What gets installed where
Section titled “What gets installed where”| Path | Contents |
|---|---|
/opt/nexus | Application code, Caddyfile, .env |
/opt/nexus/.env | All secrets and configuration (mode 600, root only) |
/opt/nexus/Caddyfile | Canonical Caddyfile — edit this, not /etc/caddy/Caddyfile |
/opt/nexus-data/postgres | PostgreSQL data volume |
/opt/nexus-data/uploads | User-uploaded files (avatars, post images, covers, logos) |
/usr/local/bin/nexus-update | Management script for applying updates |
/usr/local/bin/nexus-backup | Management script for snapshotting database and uploads |
If something goes wrong
Section titled “If something goes wrong”DNS not resolving yet — Caddy will fail to obtain a TLS certificate. Make sure your A record is in place and resolving before running the installer. Run nslookup your-domain.com from any machine to confirm.

### Directives:
**A.** In the installation notes, which file should be edited instead of /etc/caddy/Caddyfile?
**B.** Please write the next part of the installation notes, picking up after their final sentence.

### Source material:
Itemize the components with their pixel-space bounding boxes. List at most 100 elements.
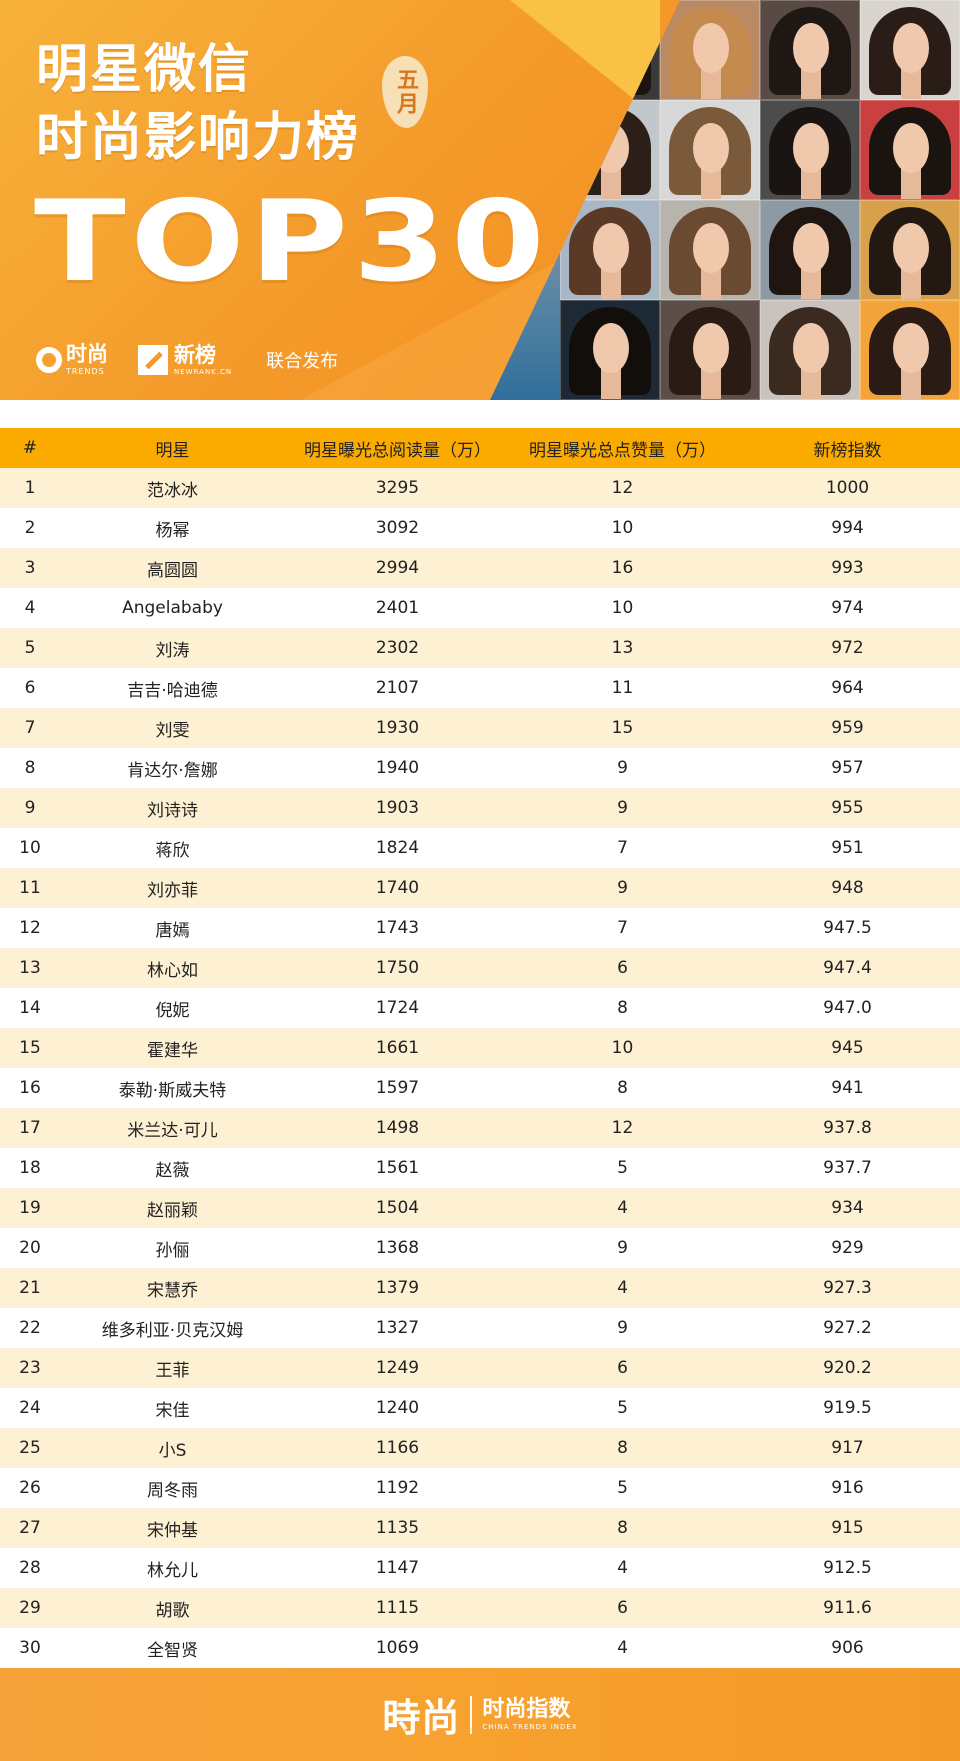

### Answers:
**A.** /opt/nexus/Caddyfile

**B.**
Port 80 or 443 blocked — Let’s Encrypt needs to reach port 80 on your server to complete the HTTP challenge. Check your VPS firewall rules (UFW, iptables, or your provider’s cloud firewall).
Build takes longer than expected — The Docker build compiles Elixir from source inside the container. On a 1 vCPU server this can take 15+ minutes. This only happens on first install and after version upgrades — normal container restarts are fast.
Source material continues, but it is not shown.